* _Direction_
Would you quote the material below in full and unchanged?

* _Dataset excerpts_
•••

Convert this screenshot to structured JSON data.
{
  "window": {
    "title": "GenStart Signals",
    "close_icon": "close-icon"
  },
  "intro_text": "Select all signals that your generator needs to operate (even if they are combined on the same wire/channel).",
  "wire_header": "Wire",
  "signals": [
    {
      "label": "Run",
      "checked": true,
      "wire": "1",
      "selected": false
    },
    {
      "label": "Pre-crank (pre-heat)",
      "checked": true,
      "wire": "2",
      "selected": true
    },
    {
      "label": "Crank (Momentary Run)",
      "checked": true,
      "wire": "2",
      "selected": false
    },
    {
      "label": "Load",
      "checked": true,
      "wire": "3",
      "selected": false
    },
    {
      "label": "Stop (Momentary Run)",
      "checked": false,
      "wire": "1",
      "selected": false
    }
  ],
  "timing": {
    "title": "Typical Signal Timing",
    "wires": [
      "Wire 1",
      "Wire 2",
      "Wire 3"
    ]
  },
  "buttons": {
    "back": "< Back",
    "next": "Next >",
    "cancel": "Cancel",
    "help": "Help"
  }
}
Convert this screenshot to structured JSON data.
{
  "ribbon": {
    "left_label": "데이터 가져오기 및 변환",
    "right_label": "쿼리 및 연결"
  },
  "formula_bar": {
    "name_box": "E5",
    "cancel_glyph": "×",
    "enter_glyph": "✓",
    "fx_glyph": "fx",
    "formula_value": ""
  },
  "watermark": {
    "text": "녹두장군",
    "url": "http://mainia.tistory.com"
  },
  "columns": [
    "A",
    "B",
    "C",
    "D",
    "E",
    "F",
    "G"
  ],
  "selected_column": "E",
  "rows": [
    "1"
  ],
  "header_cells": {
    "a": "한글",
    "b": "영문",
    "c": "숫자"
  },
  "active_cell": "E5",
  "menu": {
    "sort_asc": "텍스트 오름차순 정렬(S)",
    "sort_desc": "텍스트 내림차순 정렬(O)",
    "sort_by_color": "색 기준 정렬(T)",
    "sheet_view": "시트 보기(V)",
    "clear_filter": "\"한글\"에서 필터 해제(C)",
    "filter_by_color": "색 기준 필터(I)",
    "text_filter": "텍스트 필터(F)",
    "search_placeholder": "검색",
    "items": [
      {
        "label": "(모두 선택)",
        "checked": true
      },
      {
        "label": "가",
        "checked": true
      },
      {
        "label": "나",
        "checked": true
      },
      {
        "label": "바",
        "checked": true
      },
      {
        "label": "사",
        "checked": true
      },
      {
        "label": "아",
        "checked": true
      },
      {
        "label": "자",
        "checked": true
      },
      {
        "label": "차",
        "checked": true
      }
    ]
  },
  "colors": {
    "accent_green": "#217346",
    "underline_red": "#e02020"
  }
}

•••

* _Written solution_
Convert this screenshot to structured JSON data.
{
  "window": {
    "title": "GenStart Signals",
    "close_icon": "close-icon"
  },
  "intro_text": "Select all signals that your generator needs to operate (even if they are combined on the same wire/channel).",
  "wire_header": "Wire",
  "signals": [
    {
      "label": "Run",
      "checked": true,
      "wire": "1",
      "selected": false
    },
    {
      "label": "Pre-crank (pre-heat)",
      "checked": true,
      "wire": "2",
      "selected": true
    },
    {
      "label": "Crank (Momentary Run)",
      "checked": true,
      "wire": "2",
      "selected": false
    },
    {
      "label": "Load",
      "checked": true,
      "wire": "3",
      "selected": false
    },
    {
      "label": "Stop (Momentary Run)",
      "checked": false,
      "wire": "1",
      "selected": false
    }
  ],
  "timing": {
    "title": "Typical Signal Timing",
    "wires": [
      "Wire 1",
      "Wire 2",
      "Wire 3"
    ]
  },
  "buttons": {
    "back": "< Back",
    "next": "Next >",
    "cancel": "Cancel",
    "help": "Help"
  }
}
Convert this screenshot to structured JSON data.
{
  "ribbon": {
    "left_label": "데이터 가져오기 및 변환",
    "right_label": "쿼리 및 연결"
  },
  "formula_bar": {
    "name_box": "E5",
    "cancel_glyph": "×",
    "enter_glyph": "✓",
    "fx_glyph": "fx",
    "formula_value": ""
  },
  "watermark": {
    "text": "녹두장군",
    "url": "http://mainia.tistory.com"
  },
  "columns": [
    "A",
    "B",
    "C",
    "D",
    "E",
    "F",
    "G"
  ],
  "selected_column": "E",
  "rows": [
    "1"
  ],
  "header_cells": {
    "a": "한글",
    "b": "영문",
    "c": "숫자"
  },
  "active_cell": "E5",
  "menu": {
    "sort_asc": "텍스트 오름차순 정렬(S)",
    "sort_desc": "텍스트 내림차순 정렬(O)",
    "sort_by_color": "색 기준 정렬(T)",
    "sheet_view": "시트 보기(V)",
    "clear_filter": "\"한글\"에서 필터 해제(C)",
    "filter_by_color": "색 기준 필터(I)",
    "text_filter": "텍스트 필터(F)",
    "search_placeholder": "검색",
    "items": [
      {
        "label": "(모두 선택)",
        "checked": true
      },
      {
        "label": "가",
        "checked": true
      },
      {
        "label": "나",
        "checked": true
      },
      {
        "label": "바",
        "checked": true
      },
      {
        "label": "사",
        "checked": true
      },
      {
        "label": "아",
        "checked": true
      },
      {
        "label": "자",
        "checked": true
      },
      {
        "label": "차",
        "checked": true
      }
    ]
  },
  "colors": {
    "accent_green": "#217346",
    "underline_red": "#e02020"
  }
}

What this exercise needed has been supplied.